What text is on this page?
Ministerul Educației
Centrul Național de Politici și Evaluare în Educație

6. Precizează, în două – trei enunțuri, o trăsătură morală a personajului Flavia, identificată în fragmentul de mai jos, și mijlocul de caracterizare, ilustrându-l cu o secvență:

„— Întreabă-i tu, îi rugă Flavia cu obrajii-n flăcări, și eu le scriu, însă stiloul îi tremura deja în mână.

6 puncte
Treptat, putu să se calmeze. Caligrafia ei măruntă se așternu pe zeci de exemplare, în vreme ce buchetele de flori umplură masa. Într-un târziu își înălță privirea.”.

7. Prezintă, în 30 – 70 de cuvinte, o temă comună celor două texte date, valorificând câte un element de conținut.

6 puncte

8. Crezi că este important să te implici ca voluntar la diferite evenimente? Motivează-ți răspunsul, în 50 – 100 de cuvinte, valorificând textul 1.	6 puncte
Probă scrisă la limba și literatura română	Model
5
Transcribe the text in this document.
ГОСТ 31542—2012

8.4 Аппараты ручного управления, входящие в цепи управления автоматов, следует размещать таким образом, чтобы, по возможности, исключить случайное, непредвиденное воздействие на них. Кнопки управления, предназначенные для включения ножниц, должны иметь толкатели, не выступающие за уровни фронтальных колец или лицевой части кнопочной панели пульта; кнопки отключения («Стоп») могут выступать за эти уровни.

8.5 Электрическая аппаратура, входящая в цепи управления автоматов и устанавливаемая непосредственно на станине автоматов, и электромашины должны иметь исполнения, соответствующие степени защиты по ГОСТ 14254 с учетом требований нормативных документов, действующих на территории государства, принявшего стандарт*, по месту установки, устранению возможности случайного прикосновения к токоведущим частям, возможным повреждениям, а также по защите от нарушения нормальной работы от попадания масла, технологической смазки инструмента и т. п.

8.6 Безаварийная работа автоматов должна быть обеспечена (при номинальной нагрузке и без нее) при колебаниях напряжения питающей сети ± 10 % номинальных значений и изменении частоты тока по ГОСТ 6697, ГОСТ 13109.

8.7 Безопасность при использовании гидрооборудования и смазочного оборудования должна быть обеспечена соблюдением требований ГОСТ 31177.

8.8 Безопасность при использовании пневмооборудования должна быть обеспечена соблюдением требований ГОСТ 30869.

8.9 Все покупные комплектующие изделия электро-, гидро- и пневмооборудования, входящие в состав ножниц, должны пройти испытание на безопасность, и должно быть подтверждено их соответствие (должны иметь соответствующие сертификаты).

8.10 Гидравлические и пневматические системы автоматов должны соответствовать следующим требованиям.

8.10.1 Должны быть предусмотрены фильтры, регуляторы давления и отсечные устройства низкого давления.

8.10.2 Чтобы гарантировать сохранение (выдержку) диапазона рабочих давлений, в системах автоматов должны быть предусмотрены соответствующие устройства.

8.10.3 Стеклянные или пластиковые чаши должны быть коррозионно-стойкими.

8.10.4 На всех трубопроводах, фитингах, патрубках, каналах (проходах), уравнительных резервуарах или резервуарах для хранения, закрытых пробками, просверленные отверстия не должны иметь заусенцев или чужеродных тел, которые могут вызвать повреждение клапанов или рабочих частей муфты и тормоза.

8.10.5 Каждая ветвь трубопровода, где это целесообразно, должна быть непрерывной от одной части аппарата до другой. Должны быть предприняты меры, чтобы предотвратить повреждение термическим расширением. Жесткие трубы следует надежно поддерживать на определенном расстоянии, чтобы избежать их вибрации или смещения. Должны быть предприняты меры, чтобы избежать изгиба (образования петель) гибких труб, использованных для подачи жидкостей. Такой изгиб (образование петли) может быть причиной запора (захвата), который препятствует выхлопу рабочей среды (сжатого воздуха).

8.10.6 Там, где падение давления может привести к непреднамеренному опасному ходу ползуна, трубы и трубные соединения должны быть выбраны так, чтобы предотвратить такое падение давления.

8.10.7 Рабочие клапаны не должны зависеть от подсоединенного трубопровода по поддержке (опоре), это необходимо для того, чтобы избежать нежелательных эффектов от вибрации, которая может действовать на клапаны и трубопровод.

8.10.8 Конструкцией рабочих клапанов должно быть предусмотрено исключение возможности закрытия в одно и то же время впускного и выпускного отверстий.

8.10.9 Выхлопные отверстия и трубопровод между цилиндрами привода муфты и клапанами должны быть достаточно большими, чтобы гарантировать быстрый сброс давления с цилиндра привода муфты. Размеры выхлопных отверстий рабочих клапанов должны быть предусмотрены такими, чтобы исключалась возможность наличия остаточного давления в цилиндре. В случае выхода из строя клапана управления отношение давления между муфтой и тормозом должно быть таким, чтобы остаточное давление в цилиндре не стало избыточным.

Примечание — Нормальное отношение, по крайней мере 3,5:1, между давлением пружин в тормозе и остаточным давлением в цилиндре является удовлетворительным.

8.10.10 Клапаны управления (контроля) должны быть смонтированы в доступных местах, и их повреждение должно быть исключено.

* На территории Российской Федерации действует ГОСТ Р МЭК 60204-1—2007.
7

# [WHAT THE TASK ASKS]
Return every line of the material exactly.

# [SOLVED PROBLEM]
What text is on this page?
Ministerul Educației
Centrul Național de Politici și Evaluare în Educație

6. Precizează, în două – trei enunțuri, o trăsătură morală a personajului Flavia, identificată în fragmentul de mai jos, și mijlocul de caracterizare, ilustrându-l cu o secvență:

„— Întreabă-i tu, îi rugă Flavia cu obrajii-n flăcări, și eu le scriu, însă stiloul îi tremura deja în mână.

6 puncte
Treptat, putu să se calmeze. Caligrafia ei măruntă se așternu pe zeci de exemplare, în vreme ce buchetele de flori umplură masa. Într-un târziu își înălță privirea.”.

7. Prezintă, în 30 – 70 de cuvinte, o temă comună celor două texte date, valorificând câte un element de conținut.

6 puncte

8. Crezi că este important să te implici ca voluntar la diferite evenimente? Motivează-ți răspunsul, în 50 – 100 de cuvinte, valorificând textul 1.	6 puncte
Probă scrisă la limba și literatura română	Model
5
Transcribe the text in this document.
ГОСТ 31542—2012

8.4 Аппараты ручного управления, входящие в цепи управления автоматов, следует размещать таким образом, чтобы, по возможности, исключить случайное, непредвиденное воздействие на них. Кнопки управления, предназначенные для включения ножниц, должны иметь толкатели, не выступающие за уровни фронтальных колец или лицевой части кнопочной панели пульта; кнопки отключения («Стоп») могут выступать за эти уровни.

8.5 Электрическая аппаратура, входящая в цепи управления автоматов и устанавливаемая непосредственно на станине автоматов, и электромашины должны иметь исполнения, соответствующие степени защиты по ГОСТ 14254 с учетом требований нормативных документов, действующих на территории государства, принявшего стандарт*, по месту установки, устранению возможности случайного прикосновения к токоведущим частям, возможным повреждениям, а также по защите от нарушения нормальной работы от попадания масла, технологической смазки инструмента и т. п.

8.6 Безаварийная работа автоматов должна быть обеспечена (при номинальной нагрузке и без нее) при колебаниях напряжения питающей сети ± 10 % номинальных значений и изменении частоты тока по ГОСТ 6697, ГОСТ 13109.

8.7 Безопасность при использовании гидрооборудования и смазочного оборудования должна быть обеспечена соблюдением требований ГОСТ 31177.

8.8 Безопасность при использовании пневмооборудования должна быть обеспечена соблюдением требований ГОСТ 30869.

8.9 Все покупные комплектующие изделия электро-, гидро- и пневмооборудования, входящие в состав ножниц, должны пройти испытание на безопасность, и должно быть подтверждено их соответствие (должны иметь соответствующие сертификаты).

8.10 Гидравлические и пневматические системы автоматов должны соответствовать следующим требованиям.

8.10.1 Должны быть предусмотрены фильтры, регуляторы давления и отсечные устройства низкого давления.

8.10.2 Чтобы гарантировать сохранение (выдержку) диапазона рабочих давлений, в системах автоматов должны быть предусмотрены соответствующие устройства.

8.10.3 Стеклянные или пластиковые чаши должны быть коррозионно-стойкими.

8.10.4 На всех трубопроводах, фитингах, патрубках, каналах (проходах), уравнительных резервуарах или резервуарах для хранения, закрытых пробками, просверленные отверстия не должны иметь заусенцев или чужеродных тел, которые могут вызвать повреждение клапанов или рабочих частей муфты и тормоза.

8.10.5 Каждая ветвь трубопровода, где это целесообразно, должна быть непрерывной от одной части аппарата до другой. Должны быть предприняты меры, чтобы предотвратить повреждение термическим расширением. Жесткие трубы следует надежно поддерживать на определенном расстоянии, чтобы избежать их вибрации или смещения. Должны быть предприняты меры, чтобы избежать изгиба (образования петель) гибких труб, использованных для подачи жидкостей. Такой изгиб (образование петли) может быть причиной запора (захвата), который препятствует выхлопу рабочей среды (сжатого воздуха).

8.10.6 Там, где падение давления может привести к непреднамеренному опасному ходу ползуна, трубы и трубные соединения должны быть выбраны так, чтобы предотвратить такое падение давления.

8.10.7 Рабочие клапаны не должны зависеть от подсоединенного трубопровода по поддержке (опоре), это необходимо для того, чтобы избежать нежелательных эффектов от вибрации, которая может действовать на клапаны и трубопровод.

8.10.8 Конструкцией рабочих клапанов должно быть предусмотрено исключение возможности закрытия в одно и то же время впускного и выпускного отверстий.

8.10.9 Выхлопные отверстия и трубопровод между цилиндрами привода муфты и клапанами должны быть достаточно большими, чтобы гарантировать быстрый сброс давления с цилиндра привода муфты. Размеры выхлопных отверстий рабочих клапанов должны быть предусмотрены такими, чтобы исключалась возможность наличия остаточного давления в цилиндре. В случае выхода из строя клапана управления отношение давления между муфтой и тормозом должно быть таким, чтобы остаточное давление в цилиндре не стало избыточным.

Примечание — Нормальное отношение, по крайней мере 3,5:1, между давлением пружин в тормозе и остаточным давлением в цилиндре является удовлетворительным.

8.10.10 Клапаны управления (контроля) должны быть смонтированы в доступных местах, и их повреждение должно быть исключено.

* На территории Российской Федерации действует ГОСТ Р МЭК 60204-1—2007.
7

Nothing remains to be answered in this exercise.